§ Given instruction:
Your task is to filter the data below down to the lines holding "container".

= = =

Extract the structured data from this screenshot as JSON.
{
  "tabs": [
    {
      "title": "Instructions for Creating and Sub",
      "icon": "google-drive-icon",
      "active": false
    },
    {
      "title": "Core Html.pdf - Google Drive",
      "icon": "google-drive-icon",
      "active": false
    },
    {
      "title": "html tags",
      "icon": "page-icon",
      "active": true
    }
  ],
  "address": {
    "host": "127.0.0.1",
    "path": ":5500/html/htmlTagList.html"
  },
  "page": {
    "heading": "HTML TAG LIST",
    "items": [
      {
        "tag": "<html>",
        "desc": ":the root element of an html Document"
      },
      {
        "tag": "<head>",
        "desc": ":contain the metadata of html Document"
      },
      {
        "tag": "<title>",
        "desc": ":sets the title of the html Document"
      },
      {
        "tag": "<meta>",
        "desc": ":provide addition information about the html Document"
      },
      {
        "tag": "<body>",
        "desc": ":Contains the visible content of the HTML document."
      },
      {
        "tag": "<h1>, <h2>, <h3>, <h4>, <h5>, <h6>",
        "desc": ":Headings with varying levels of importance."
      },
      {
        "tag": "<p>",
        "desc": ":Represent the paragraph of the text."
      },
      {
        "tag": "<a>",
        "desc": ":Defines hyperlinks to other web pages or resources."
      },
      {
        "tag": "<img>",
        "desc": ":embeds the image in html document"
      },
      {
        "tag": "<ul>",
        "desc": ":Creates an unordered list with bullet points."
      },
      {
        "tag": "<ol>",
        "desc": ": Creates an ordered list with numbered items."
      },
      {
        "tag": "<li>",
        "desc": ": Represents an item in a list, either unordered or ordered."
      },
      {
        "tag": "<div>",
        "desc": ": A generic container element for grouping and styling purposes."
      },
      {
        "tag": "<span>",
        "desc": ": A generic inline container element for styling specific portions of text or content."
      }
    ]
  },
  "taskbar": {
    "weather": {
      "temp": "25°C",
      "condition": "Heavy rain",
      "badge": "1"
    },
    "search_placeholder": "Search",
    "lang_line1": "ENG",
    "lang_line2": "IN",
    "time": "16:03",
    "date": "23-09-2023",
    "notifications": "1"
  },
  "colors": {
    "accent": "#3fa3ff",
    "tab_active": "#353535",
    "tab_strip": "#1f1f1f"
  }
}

= = =

§ Response:
        "desc": ": A generic container element for grouping and styling purposes."
        "desc": ": A generic inline container element for styling specific portions of text or content."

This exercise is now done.